Copy out each line containing "this" from the entries below.

* BEGIN GIVEN DATA *

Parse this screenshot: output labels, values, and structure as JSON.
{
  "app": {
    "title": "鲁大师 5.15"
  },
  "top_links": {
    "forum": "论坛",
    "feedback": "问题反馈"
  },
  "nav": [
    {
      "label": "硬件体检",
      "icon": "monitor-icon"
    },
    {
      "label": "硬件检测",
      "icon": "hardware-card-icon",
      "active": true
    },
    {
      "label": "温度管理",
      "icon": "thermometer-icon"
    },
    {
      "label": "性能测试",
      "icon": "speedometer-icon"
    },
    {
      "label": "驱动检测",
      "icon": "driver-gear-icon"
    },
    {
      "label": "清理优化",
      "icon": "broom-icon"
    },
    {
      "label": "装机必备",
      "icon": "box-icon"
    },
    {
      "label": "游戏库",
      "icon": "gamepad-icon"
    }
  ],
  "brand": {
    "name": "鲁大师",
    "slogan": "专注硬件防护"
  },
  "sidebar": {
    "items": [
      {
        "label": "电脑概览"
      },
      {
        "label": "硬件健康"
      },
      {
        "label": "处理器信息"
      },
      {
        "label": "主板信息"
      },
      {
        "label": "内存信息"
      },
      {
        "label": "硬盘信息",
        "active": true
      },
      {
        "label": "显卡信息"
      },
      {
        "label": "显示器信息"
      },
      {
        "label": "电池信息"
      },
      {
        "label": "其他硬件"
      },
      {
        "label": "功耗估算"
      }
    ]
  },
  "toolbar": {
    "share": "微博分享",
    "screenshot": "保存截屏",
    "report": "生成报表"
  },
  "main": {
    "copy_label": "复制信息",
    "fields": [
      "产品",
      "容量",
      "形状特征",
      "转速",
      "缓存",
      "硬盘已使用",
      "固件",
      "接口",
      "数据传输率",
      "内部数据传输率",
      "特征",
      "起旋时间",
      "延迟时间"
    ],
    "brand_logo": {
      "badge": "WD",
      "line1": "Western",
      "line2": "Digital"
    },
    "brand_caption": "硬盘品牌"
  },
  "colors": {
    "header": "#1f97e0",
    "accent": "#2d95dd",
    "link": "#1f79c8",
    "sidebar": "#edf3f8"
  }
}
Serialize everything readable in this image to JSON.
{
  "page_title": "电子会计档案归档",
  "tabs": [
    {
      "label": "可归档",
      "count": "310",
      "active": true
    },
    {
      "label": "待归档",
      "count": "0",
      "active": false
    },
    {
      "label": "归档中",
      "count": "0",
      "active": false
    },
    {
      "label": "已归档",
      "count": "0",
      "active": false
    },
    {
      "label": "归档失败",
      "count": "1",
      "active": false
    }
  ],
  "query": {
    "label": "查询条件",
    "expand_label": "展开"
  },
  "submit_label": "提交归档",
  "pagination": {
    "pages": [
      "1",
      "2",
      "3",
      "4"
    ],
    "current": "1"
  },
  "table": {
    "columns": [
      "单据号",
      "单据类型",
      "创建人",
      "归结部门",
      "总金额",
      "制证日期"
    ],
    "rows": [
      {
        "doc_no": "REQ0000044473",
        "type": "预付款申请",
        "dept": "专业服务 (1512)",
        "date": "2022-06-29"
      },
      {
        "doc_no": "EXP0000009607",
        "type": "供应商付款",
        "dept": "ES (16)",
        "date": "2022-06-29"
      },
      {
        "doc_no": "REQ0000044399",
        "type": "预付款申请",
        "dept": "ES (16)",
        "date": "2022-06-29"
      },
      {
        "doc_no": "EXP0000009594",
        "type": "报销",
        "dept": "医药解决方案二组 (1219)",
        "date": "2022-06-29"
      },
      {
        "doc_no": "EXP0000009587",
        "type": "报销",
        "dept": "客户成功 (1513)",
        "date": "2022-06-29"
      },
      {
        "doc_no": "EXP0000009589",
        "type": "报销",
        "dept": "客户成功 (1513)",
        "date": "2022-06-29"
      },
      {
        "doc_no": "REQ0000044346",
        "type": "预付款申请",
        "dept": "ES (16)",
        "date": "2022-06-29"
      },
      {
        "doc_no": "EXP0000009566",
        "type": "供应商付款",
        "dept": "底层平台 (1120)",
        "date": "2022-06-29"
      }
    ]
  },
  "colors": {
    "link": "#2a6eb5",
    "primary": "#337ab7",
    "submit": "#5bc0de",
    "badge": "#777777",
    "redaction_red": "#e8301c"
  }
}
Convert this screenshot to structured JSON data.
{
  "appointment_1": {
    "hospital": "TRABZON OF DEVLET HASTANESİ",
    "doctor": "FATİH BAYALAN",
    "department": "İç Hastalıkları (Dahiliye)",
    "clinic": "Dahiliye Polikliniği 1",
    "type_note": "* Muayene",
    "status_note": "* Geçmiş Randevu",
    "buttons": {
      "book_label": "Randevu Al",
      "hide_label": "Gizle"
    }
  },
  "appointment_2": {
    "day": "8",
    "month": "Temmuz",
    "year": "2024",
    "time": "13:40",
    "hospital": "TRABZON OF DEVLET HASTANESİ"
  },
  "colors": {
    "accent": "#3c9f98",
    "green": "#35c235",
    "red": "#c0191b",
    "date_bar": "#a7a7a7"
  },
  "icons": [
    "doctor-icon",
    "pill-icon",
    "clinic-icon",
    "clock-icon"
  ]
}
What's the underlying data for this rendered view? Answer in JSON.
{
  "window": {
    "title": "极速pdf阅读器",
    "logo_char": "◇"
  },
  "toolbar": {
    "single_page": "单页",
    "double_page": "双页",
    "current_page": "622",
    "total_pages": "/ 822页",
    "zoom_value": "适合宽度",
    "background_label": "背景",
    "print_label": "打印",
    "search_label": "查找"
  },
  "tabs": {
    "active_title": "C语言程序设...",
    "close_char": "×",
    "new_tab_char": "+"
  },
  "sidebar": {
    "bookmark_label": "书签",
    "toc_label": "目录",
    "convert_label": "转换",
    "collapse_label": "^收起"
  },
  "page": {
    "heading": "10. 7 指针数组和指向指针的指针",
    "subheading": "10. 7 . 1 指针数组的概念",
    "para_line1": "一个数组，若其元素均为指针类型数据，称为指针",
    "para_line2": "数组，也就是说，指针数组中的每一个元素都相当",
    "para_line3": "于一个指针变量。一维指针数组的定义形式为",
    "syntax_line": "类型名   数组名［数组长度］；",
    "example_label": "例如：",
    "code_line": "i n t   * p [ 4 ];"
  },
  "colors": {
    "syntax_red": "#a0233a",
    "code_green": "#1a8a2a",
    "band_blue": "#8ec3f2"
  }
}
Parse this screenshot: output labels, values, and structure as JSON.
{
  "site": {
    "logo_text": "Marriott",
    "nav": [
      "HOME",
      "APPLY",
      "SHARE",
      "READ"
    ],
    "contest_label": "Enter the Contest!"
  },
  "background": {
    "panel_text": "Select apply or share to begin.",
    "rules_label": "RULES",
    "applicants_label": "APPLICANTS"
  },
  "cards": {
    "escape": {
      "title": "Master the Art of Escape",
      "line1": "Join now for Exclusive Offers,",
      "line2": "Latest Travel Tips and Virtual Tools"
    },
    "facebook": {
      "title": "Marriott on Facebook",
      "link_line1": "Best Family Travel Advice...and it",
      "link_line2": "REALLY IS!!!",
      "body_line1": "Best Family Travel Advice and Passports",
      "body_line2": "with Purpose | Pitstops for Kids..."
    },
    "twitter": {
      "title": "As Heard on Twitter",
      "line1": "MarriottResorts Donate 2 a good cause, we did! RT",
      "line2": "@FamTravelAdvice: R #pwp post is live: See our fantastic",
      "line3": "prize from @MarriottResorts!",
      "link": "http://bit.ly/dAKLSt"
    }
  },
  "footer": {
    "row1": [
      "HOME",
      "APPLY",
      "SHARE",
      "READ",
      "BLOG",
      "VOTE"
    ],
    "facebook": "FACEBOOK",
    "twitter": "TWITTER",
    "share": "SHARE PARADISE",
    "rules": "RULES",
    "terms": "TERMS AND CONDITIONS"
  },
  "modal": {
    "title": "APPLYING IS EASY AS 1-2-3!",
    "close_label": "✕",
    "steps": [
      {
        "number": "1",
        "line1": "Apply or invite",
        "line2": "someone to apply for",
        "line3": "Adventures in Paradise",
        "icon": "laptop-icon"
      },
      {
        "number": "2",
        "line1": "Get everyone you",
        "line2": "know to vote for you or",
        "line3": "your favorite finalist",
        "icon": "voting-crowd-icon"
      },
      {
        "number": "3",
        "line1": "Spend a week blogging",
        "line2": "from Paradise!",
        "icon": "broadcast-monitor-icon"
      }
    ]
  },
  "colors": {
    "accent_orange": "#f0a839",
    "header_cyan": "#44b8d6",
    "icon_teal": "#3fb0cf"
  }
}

* END GIVEN DATA *

## REPLY TO THE EXERCISE
Parse this screenshot: output labels, values, and structure as JSON.
Serialize everything readable in this image to JSON.
Convert this screenshot to structured JSON data.
What's the underlying data for this rendered view? Answer in JSON.
Parse this screenshot: output labels, values, and structure as JSON.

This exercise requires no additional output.